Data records

<<<<

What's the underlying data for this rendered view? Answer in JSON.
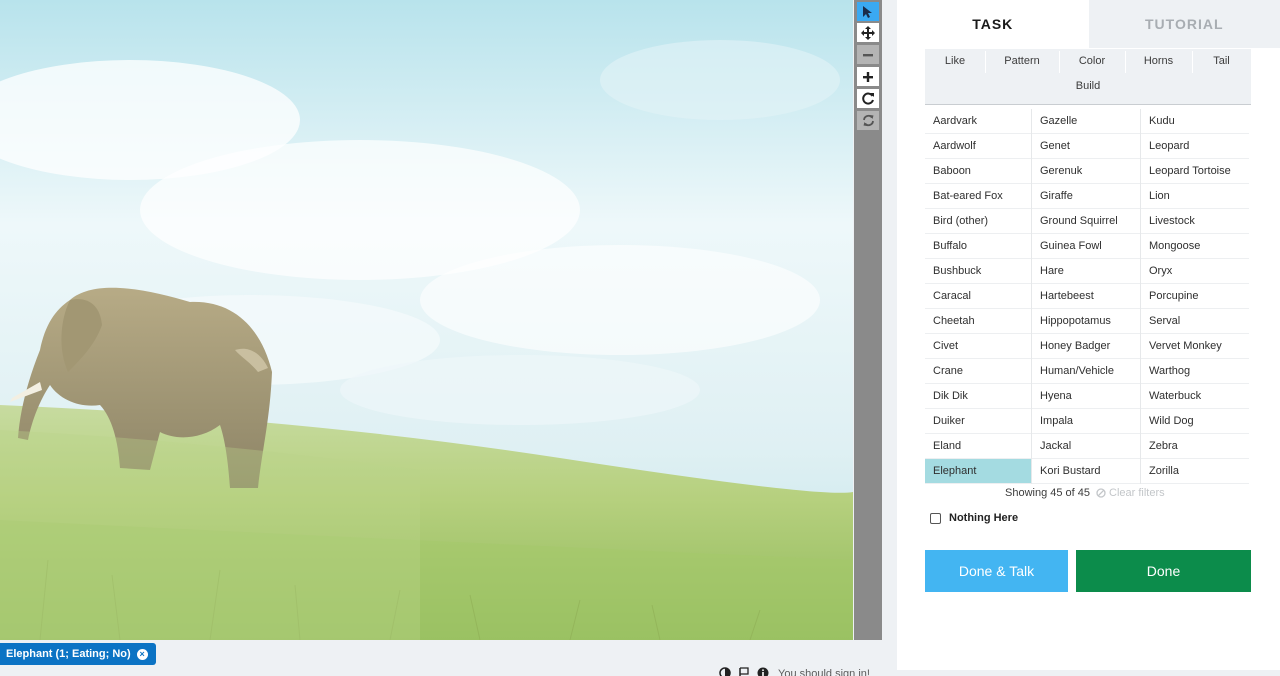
{
  "tabs": {
    "task": "TASK",
    "tutorial": "TUTORIAL"
  },
  "filters": [
    "Like",
    "Pattern",
    "Color",
    "Horns",
    "Tail",
    "Build"
  ],
  "species_columns": [
    [
      "Aardvark",
      "Aardwolf",
      "Baboon",
      "Bat-eared Fox",
      "Bird (other)",
      "Buffalo",
      "Bushbuck",
      "Caracal",
      "Cheetah",
      "Civet",
      "Crane",
      "Dik Dik",
      "Duiker",
      "Eland",
      "Elephant"
    ],
    [
      "Gazelle",
      "Genet",
      "Gerenuk",
      "Giraffe",
      "Ground Squirrel",
      "Guinea Fowl",
      "Hare",
      "Hartebeest",
      "Hippopotamus",
      "Honey Badger",
      "Human/Vehicle",
      "Hyena",
      "Impala",
      "Jackal",
      "Kori Bustard"
    ],
    [
      "Kudu",
      "Leopard",
      "Leopard Tortoise",
      "Lion",
      "Livestock",
      "Mongoose",
      "Oryx",
      "Porcupine",
      "Serval",
      "Vervet Monkey",
      "Warthog",
      "Waterbuck",
      "Wild Dog",
      "Zebra",
      "Zorilla"
    ]
  ],
  "selected_species": "Elephant",
  "showing_text": "Showing 45 of 45",
  "clear_filters": "Clear filters",
  "nothing_here": "Nothing Here",
  "buttons": {
    "done_talk": "Done & Talk",
    "done": "Done"
  },
  "annotation_tag": {
    "label": "Elephant (1; Eating; No)",
    "remove": "×"
  },
  "signin_note": "You should sign in!",
  "toolbar": [
    "pointer-tool",
    "pan-tool",
    "zoom-out-tool",
    "zoom-in-tool",
    "rotate-tool",
    "reset-tool"
  ],
  "colors": {
    "accent_blue": "#43b5f2",
    "done_green": "#0c8c4b",
    "selected_species": "#a4dbe1",
    "tag_blue": "#0b73c4",
    "active_tool": "#3aa9f2"
  }
}
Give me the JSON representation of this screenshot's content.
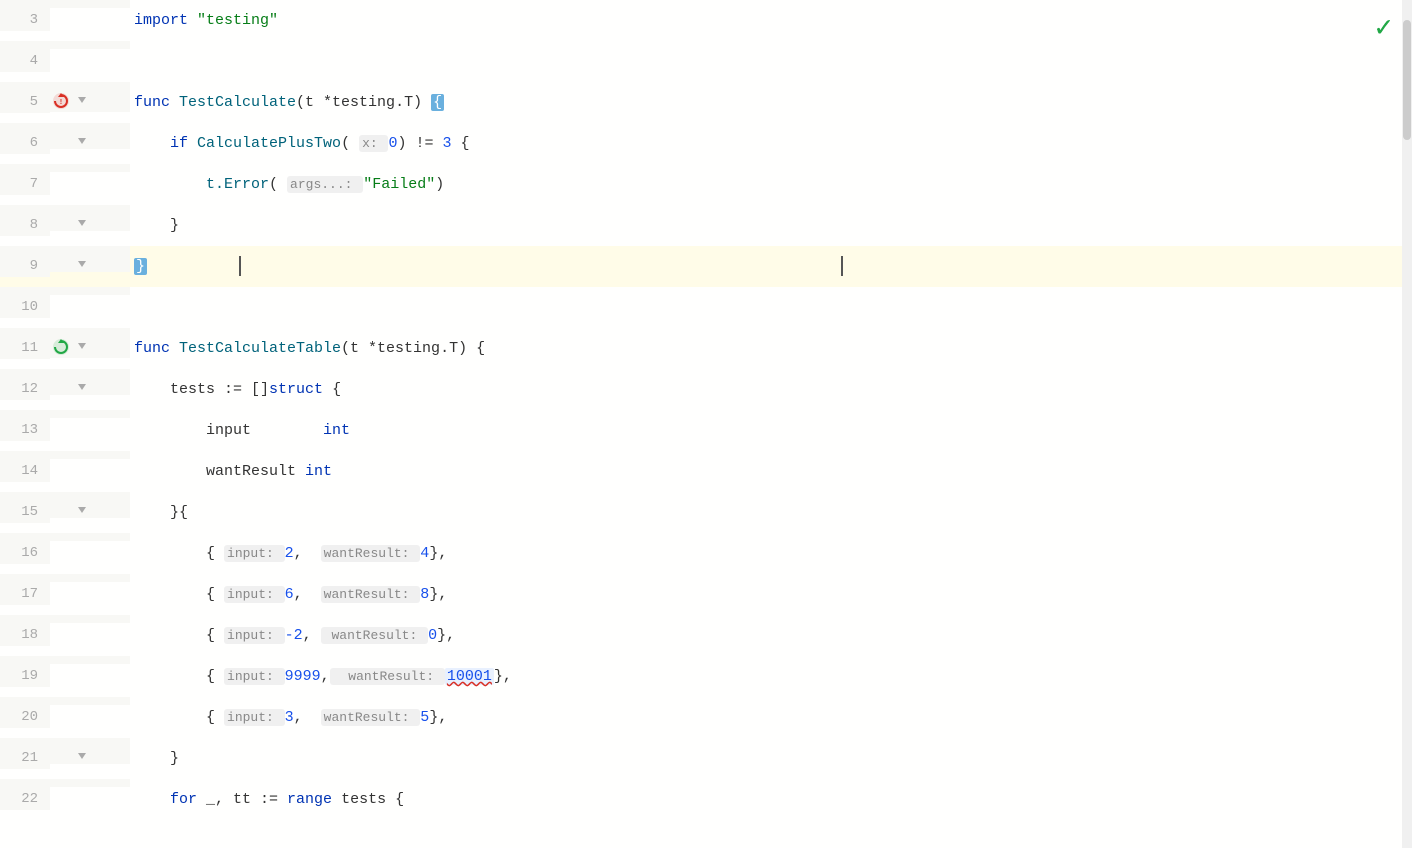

>>>>

:: Goal ::
How many of the lines above include the string "filters"? Reply with the number by itself.

:: Task answer ::
2